::: The records :::

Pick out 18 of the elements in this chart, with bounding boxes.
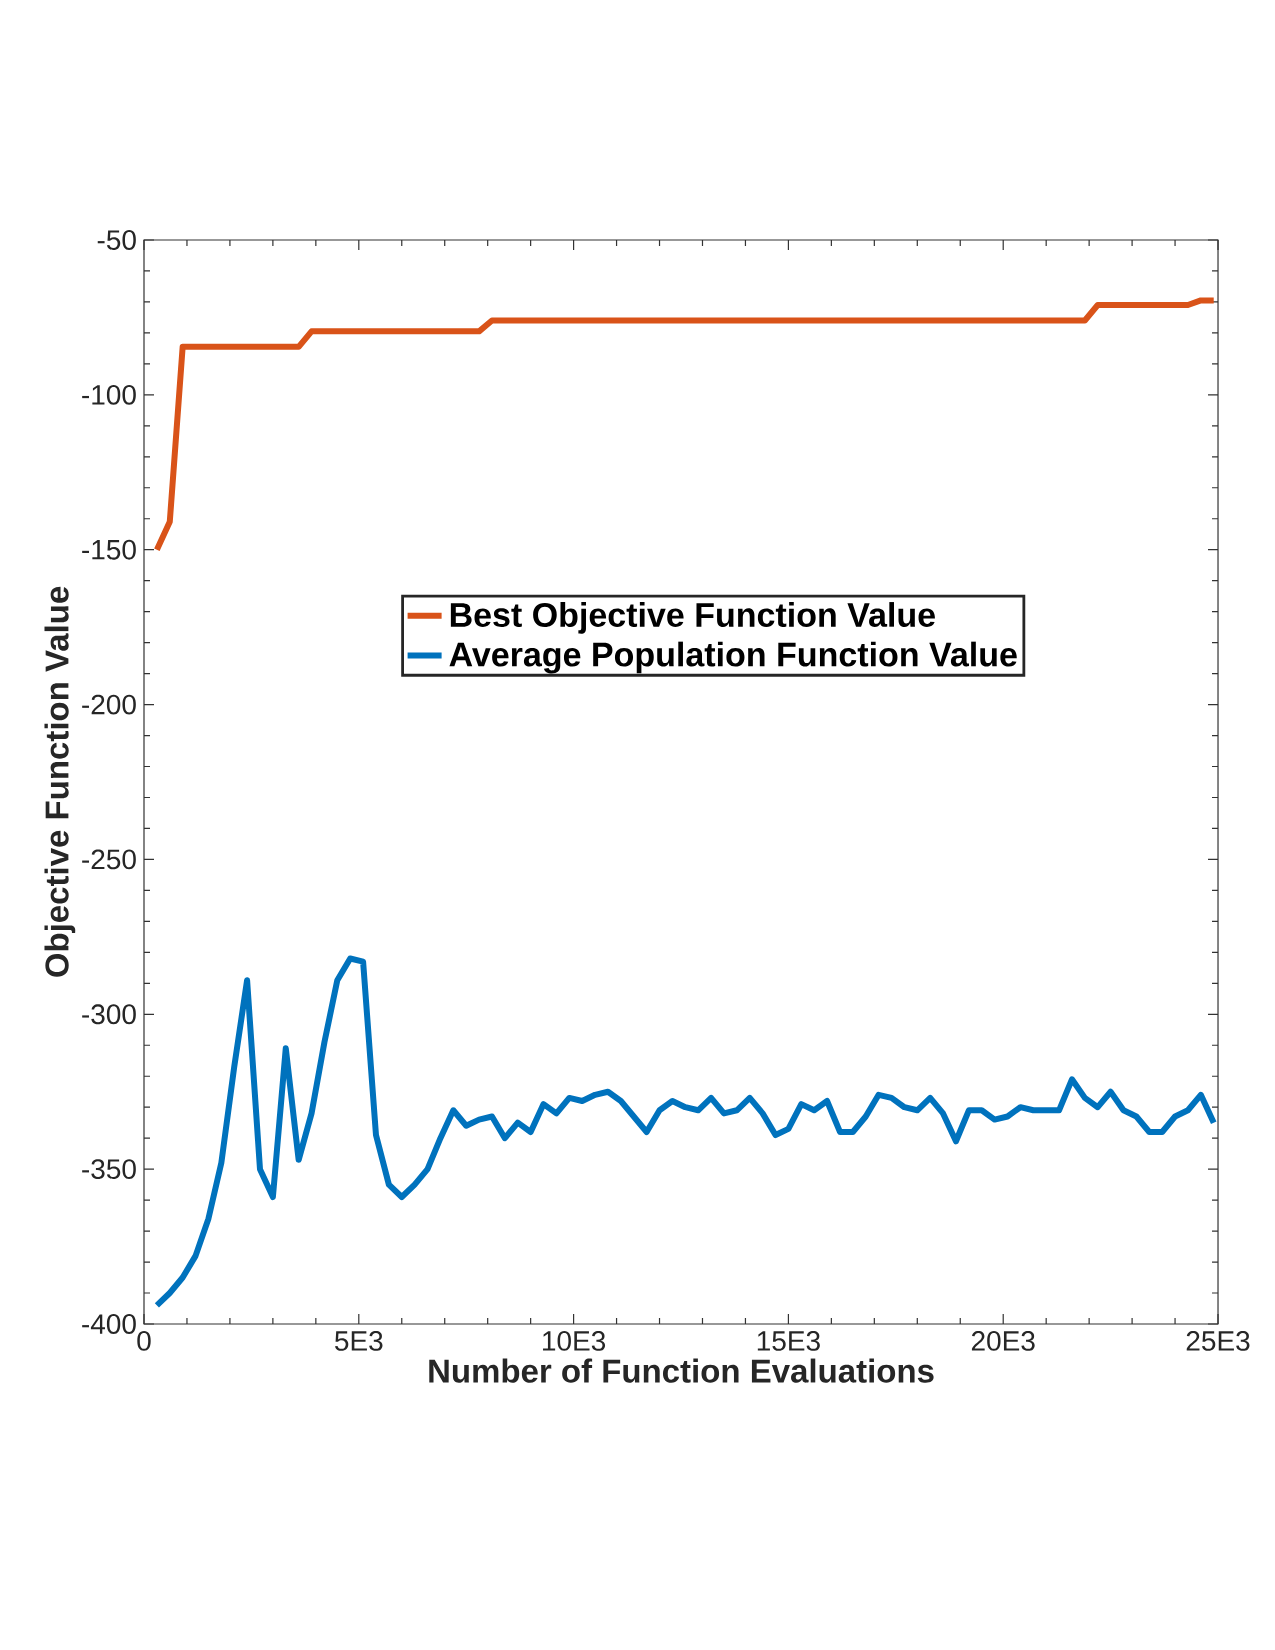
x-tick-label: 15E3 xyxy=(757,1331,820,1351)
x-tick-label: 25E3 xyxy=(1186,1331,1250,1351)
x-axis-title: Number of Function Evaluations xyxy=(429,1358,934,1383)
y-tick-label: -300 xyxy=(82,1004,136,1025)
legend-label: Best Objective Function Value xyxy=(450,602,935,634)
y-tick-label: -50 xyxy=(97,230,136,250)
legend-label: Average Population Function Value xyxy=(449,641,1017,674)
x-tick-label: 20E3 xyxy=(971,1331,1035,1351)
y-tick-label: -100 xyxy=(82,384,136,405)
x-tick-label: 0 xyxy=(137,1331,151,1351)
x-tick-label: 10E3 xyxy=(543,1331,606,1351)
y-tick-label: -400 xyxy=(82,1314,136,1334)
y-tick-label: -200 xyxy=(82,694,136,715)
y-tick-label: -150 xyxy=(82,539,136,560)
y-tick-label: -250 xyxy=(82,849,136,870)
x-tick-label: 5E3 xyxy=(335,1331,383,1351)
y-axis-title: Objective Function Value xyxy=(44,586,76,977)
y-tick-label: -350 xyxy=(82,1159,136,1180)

:::

• Exercise instructions
Repeat every line in the rows above word for word, leaving out the picture.

• The completed task
Pick out 18 of the elements in this chart, with bounding boxes.
x-tick-label: 15E3 xyxy=(757,1331,820,1351)
x-tick-label: 25E3 xyxy=(1186,1331,1250,1351)
x-axis-title: Number of Function Evaluations xyxy=(429,1358,934,1383)
y-tick-label: -300 xyxy=(82,1004,136,1025)
legend-label: Best Objective Function Value xyxy=(450,602,935,634)
y-tick-label: -50 xyxy=(97,230,136,250)
legend-label: Average Population Function Value xyxy=(449,641,1017,674)
x-tick-label: 20E3 xyxy=(971,1331,1035,1351)
y-tick-label: -100 xyxy=(82,384,136,405)
x-tick-label: 0 xyxy=(137,1331,151,1351)
x-tick-label: 10E3 xyxy=(543,1331,606,1351)
y-tick-label: -400 xyxy=(82,1314,136,1334)
y-tick-label: -200 xyxy=(82,694,136,715)
y-tick-label: -150 xyxy=(82,539,136,560)
y-tick-label: -250 xyxy=(82,849,136,870)
x-tick-label: 5E3 xyxy=(335,1331,383,1351)
y-axis-title: Objective Function Value xyxy=(44,586,76,977)
y-tick-label: -350 xyxy=(82,1159,136,1180)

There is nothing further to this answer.